_Task requirements_
Pull out every line below containing the word "definiujących".
-- Start Entries supplied --
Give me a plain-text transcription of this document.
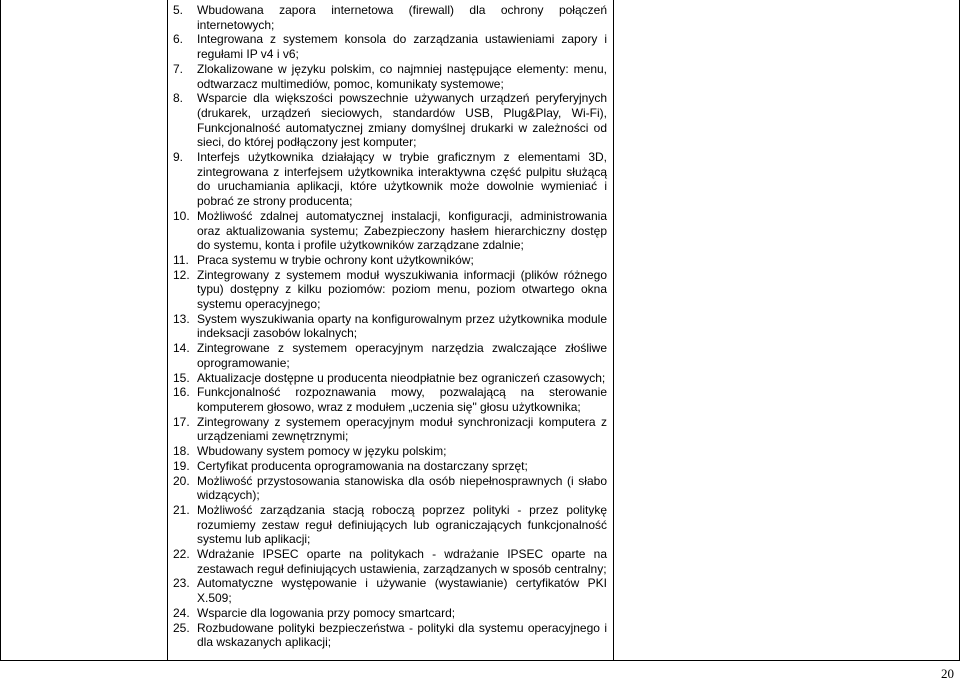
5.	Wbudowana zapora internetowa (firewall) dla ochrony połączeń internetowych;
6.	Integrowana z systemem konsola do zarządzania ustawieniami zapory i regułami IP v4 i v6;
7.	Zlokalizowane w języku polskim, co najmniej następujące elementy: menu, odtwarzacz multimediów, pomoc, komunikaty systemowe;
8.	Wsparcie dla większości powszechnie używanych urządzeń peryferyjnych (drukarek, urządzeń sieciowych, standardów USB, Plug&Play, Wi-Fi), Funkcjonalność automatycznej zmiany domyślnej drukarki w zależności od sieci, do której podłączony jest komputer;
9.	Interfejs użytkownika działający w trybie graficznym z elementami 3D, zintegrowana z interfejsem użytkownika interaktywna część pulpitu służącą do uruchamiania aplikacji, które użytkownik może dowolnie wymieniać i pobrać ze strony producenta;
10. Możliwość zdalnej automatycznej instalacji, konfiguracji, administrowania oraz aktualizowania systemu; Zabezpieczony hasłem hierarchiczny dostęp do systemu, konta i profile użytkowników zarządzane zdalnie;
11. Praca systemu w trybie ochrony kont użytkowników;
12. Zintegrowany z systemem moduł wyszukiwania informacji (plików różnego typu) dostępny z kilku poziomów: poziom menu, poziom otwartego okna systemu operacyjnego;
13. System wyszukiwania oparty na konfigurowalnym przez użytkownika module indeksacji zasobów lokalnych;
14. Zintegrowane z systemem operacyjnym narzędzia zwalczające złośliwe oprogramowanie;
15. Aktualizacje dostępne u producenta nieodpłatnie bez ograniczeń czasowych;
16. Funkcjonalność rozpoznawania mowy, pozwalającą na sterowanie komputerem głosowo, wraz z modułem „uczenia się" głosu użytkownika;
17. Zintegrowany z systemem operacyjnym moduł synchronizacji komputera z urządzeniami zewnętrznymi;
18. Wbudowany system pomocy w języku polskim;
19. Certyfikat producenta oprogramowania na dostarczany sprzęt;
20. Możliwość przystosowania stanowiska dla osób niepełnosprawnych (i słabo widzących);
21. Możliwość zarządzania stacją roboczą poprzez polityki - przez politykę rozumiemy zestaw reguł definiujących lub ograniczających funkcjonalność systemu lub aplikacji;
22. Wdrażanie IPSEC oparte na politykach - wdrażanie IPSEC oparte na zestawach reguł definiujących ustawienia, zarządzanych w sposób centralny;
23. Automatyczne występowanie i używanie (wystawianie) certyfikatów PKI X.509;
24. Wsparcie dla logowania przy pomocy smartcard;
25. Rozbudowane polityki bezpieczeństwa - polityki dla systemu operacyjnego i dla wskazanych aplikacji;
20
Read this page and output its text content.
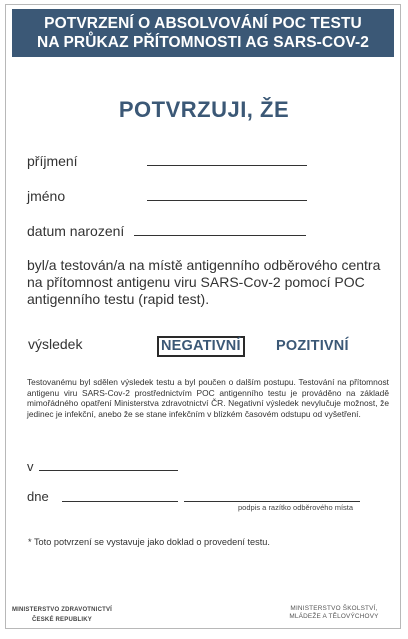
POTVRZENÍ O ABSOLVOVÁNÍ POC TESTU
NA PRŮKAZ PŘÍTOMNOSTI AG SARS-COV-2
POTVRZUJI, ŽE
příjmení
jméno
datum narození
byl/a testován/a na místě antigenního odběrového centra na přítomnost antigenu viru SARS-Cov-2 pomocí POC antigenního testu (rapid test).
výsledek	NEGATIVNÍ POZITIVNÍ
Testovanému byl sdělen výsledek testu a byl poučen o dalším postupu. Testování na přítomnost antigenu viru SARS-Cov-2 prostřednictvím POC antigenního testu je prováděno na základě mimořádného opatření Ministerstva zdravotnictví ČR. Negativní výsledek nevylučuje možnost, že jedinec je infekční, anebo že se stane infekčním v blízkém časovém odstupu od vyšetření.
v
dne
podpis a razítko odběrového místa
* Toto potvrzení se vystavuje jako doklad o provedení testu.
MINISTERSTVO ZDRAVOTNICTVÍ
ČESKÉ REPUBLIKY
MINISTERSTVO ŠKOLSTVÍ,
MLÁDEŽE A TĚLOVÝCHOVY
-- End Entries supplied --
_Exercise response_
21. Możliwość zarządzania stacją roboczą poprzez polityki - przez politykę rozumiemy zestaw reguł definiujących lub ograniczających funkcjonalność systemu lub aplikacji;
22. Wdrażanie IPSEC oparte na politykach - wdrażanie IPSEC oparte na zestawach reguł definiujących ustawienia, zarządzanych w sposób centralny;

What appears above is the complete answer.